→ Aim
Find the string "color" in the records. Copy every line it appears in.
════════════════
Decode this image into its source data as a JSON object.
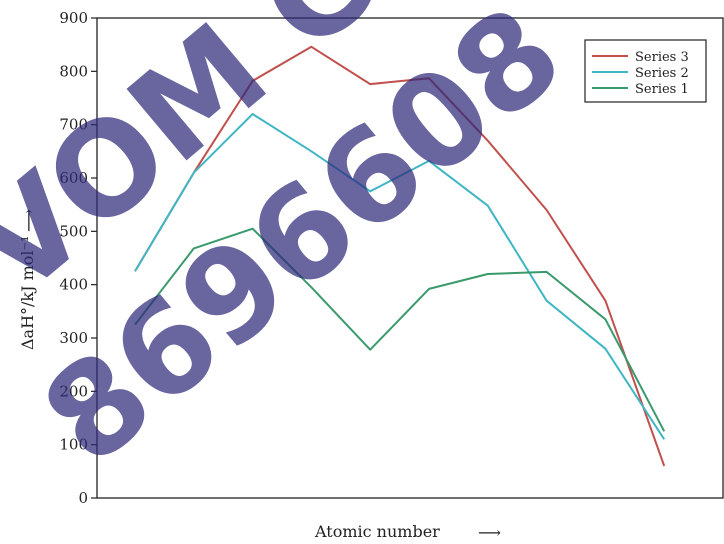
{
  "watermark": {
    "line1": "VOM C",
    "line2": "8696608",
    "color": "#2e2a7a"
  },
  "chart_data": {
    "type": "line",
    "title": "",
    "xlabel": "Atomic number",
    "xlabel_arrow": "⟶",
    "ylabel": "ΔaH°/kJ mol⁻¹",
    "ylabel_arrow": "⟶",
    "ylim": [
      0,
      900
    ],
    "yticks": [
      0,
      100,
      200,
      300,
      400,
      500,
      600,
      700,
      800,
      900
    ],
    "x": [
      1,
      2,
      3,
      4,
      5,
      6,
      7,
      8,
      9,
      10,
      11
    ],
    "grid": false,
    "legend": "top-right",
    "series": [
      {
        "name": "Series 3",
        "color": "#c0504d",
        "values": [
          425,
          610,
          782,
          846,
          776,
          787,
          670,
          540,
          370,
          60,
          null
        ]
      },
      {
        "name": "Series 2",
        "color": "#3fb6c4",
        "values": [
          425,
          610,
          720,
          650,
          575,
          632,
          548,
          370,
          280,
          110,
          null
        ]
      },
      {
        "name": "Series 1",
        "color": "#3a9a6c",
        "values": [
          325,
          468,
          505,
          395,
          278,
          392,
          420,
          424,
          335,
          125,
          null
        ]
      }
    ]
  }
}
════════════════
→ Completed task
    "color": "#2e2a7a"
        "color": "#c0504d",
        "color": "#3fb6c4",
        "color": "#3a9a6c",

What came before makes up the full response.